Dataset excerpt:
----------------------------------------

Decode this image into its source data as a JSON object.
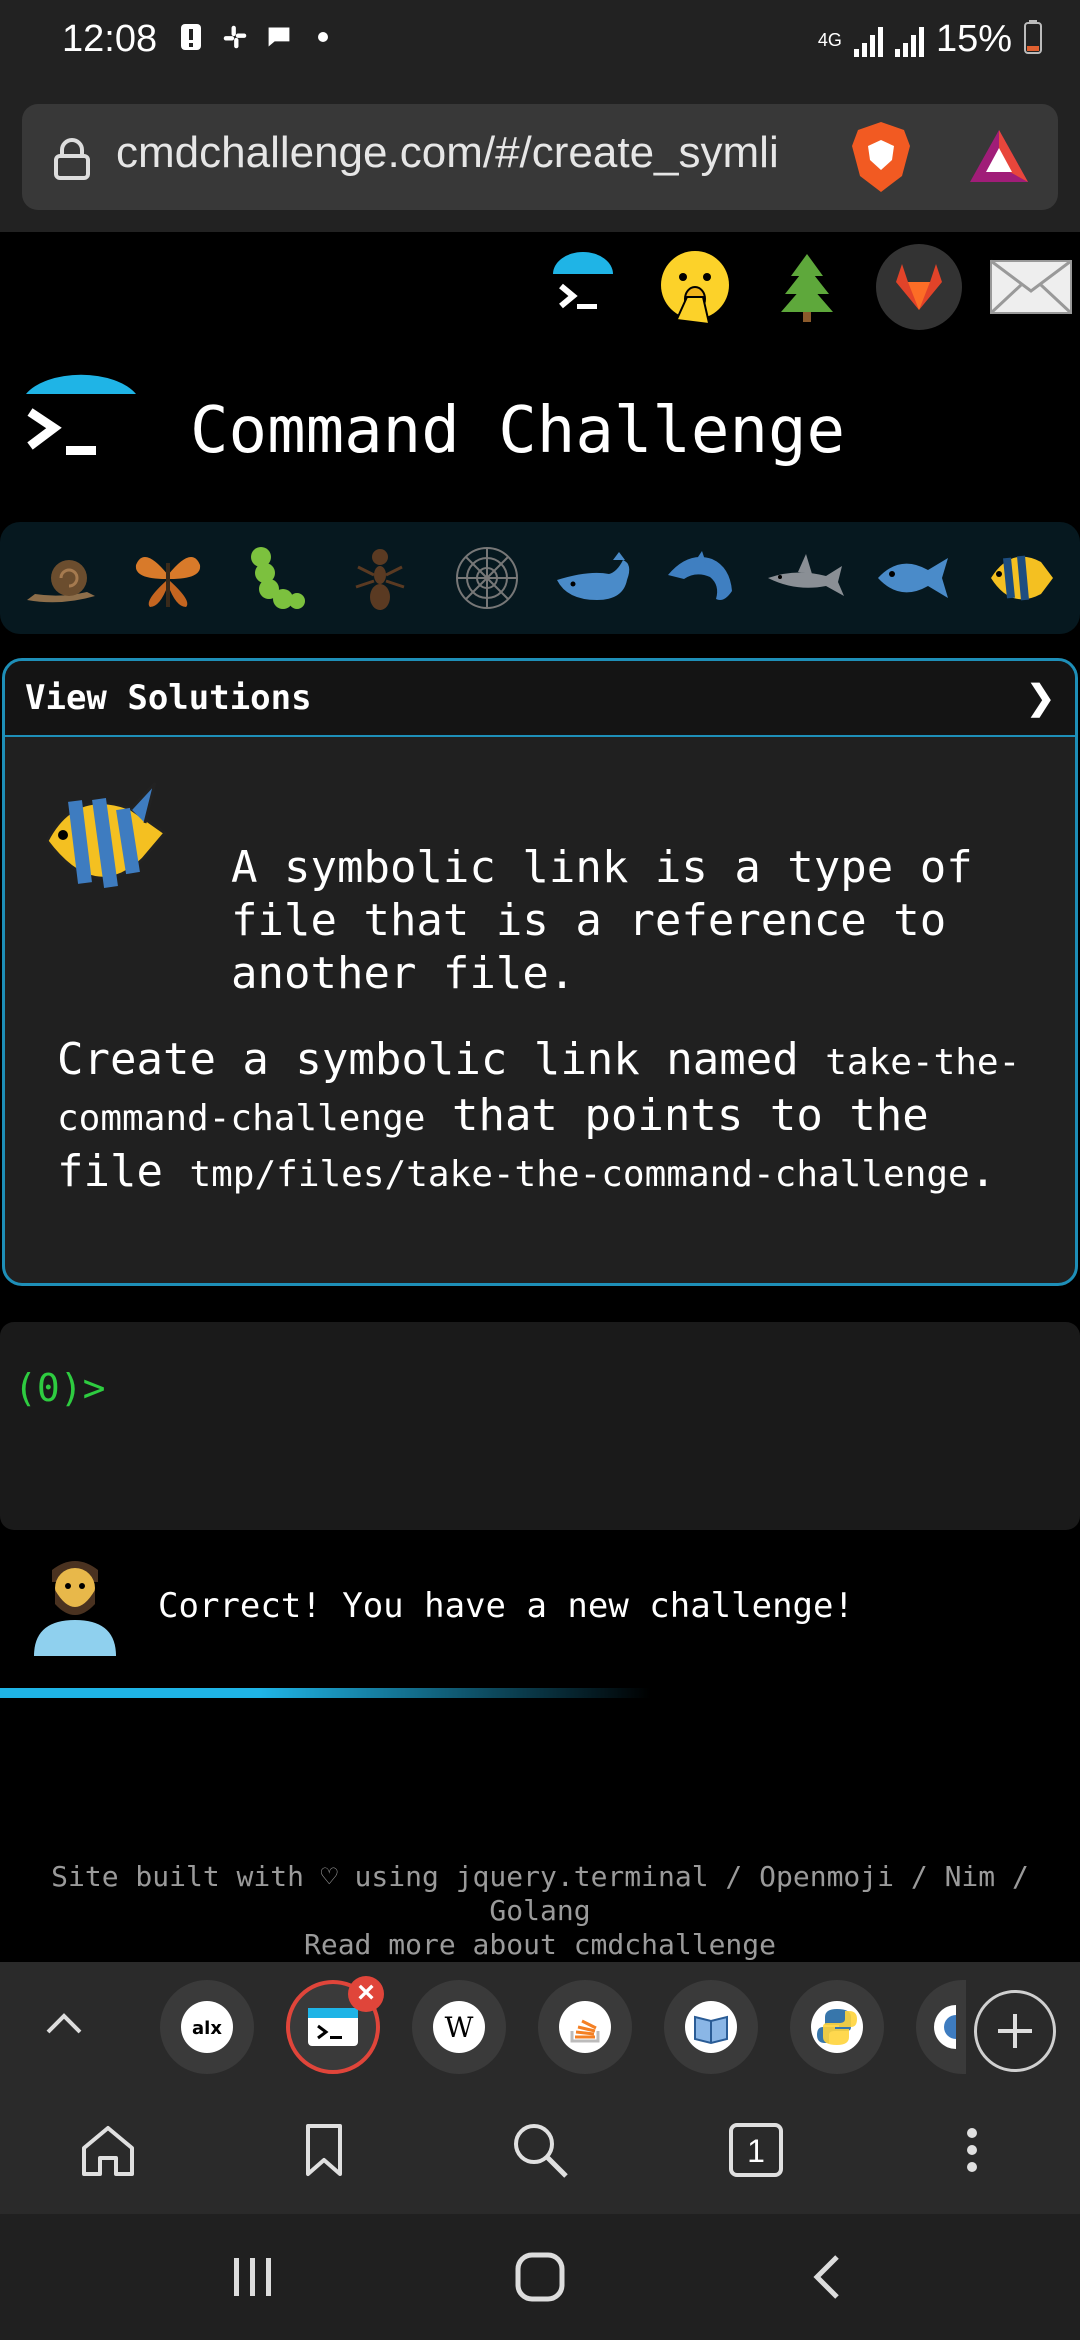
{
  "status_bar": {
    "time": "12:08",
    "network": "4G",
    "battery": "15%",
    "icons": [
      "alert-icon",
      "slack-icon",
      "message-icon",
      "dot-icon"
    ]
  },
  "address_bar": {
    "url": "cmdchallenge.com/#/create_symli"
  },
  "header_icons": [
    "terminal-logo-icon",
    "face-hand-emoji-icon",
    "tree-icon",
    "gitlab-icon",
    "mail-icon"
  ],
  "page": {
    "title": "Command Challenge",
    "animals": [
      "snail",
      "butterfly",
      "caterpillar",
      "ant",
      "spider-web",
      "whale",
      "dolphin",
      "shark",
      "fish",
      "tropical-fish"
    ],
    "solutions_label": "View Solutions",
    "description_intro": "A symbolic link is a type of file that is a reference to another file.",
    "task_part1": "Create a symbolic link named ",
    "task_code1": "take-the-command-challenge",
    "task_part2": " that points to the file ",
    "task_code2": "tmp/files/take-the-command-challenge",
    "task_part3": ".",
    "prompt": "(0)>",
    "feedback": "Correct! You have a new challenge!",
    "footer_line1": "Site built with ♡ using jquery.terminal / Openmoji / Nim / Golang",
    "footer_line2": "Read more about cmdchallenge"
  },
  "tab_strip": {
    "tabs": [
      "alx-tab",
      "cmdchallenge-tab",
      "wikipedia-tab",
      "stackoverflow-tab",
      "book-tab",
      "python-tab",
      "partial-tab"
    ],
    "active_index": 1
  },
  "toolbar": {
    "tab_count": "1"
  },
  "colors": {
    "accent": "#1e8fb8",
    "prompt": "#2ecc40",
    "background": "#000000"
  }
}
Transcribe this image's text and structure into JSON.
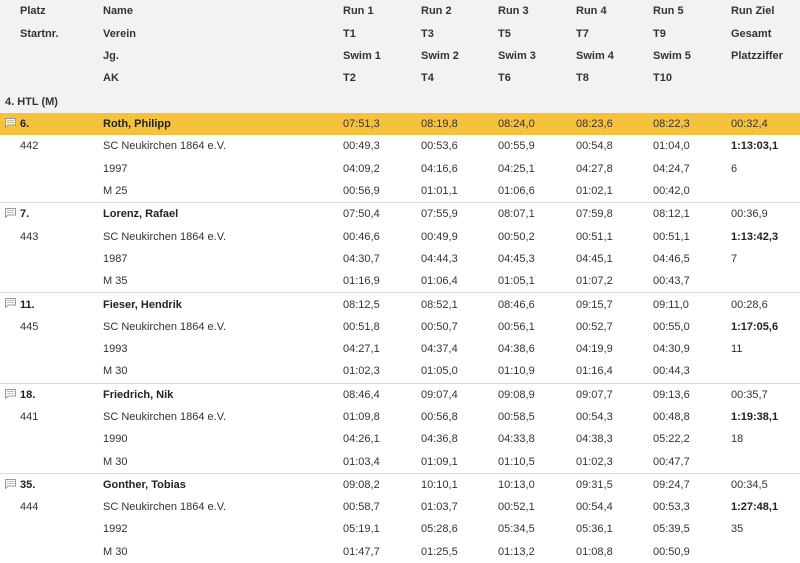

----------------------------------------

● TASK TO CARRY OUT:
Return the whole listing, word for word, and leave out every picture.

● ANSWER FOR THE TASK:
Decode this image into its source data as a JSON object.
{
  "status_bar": {
    "time": "12:08",
    "network": "4G",
    "battery": "15%",
    "icons": [
      "alert-icon",
      "slack-icon",
      "message-icon",
      "dot-icon"
    ]
  },
  "address_bar": {
    "url": "cmdchallenge.com/#/create_symli"
  },
  "header_icons": [
    "terminal-logo-icon",
    "face-hand-emoji-icon",
    "tree-icon",
    "gitlab-icon",
    "mail-icon"
  ],
  "page": {
    "title": "Command Challenge",
    "animals": [
      "snail",
      "butterfly",
      "caterpillar",
      "ant",
      "spider-web",
      "whale",
      "dolphin",
      "shark",
      "fish",
      "tropical-fish"
    ],
    "solutions_label": "View Solutions",
    "description_intro": "A symbolic link is a type of file that is a reference to another file.",
    "task_part1": "Create a symbolic link named ",
    "task_code1": "take-the-command-challenge",
    "task_part2": " that points to the file ",
    "task_code2": "tmp/files/take-the-command-challenge",
    "task_part3": ".",
    "prompt": "(0)>",
    "feedback": "Correct! You have a new challenge!",
    "footer_line1": "Site built with ♡ using jquery.terminal / Openmoji / Nim / Golang",
    "footer_line2": "Read more about cmdchallenge"
  },
  "tab_strip": {
    "tabs": [
      "alx-tab",
      "cmdchallenge-tab",
      "wikipedia-tab",
      "stackoverflow-tab",
      "book-tab",
      "python-tab",
      "partial-tab"
    ],
    "active_index": 1
  },
  "toolbar": {
    "tab_count": "1"
  },
  "colors": {
    "accent": "#1e8fb8",
    "prompt": "#2ecc40",
    "background": "#000000"
  }
}
Transcribe this image's text and structure into JSON.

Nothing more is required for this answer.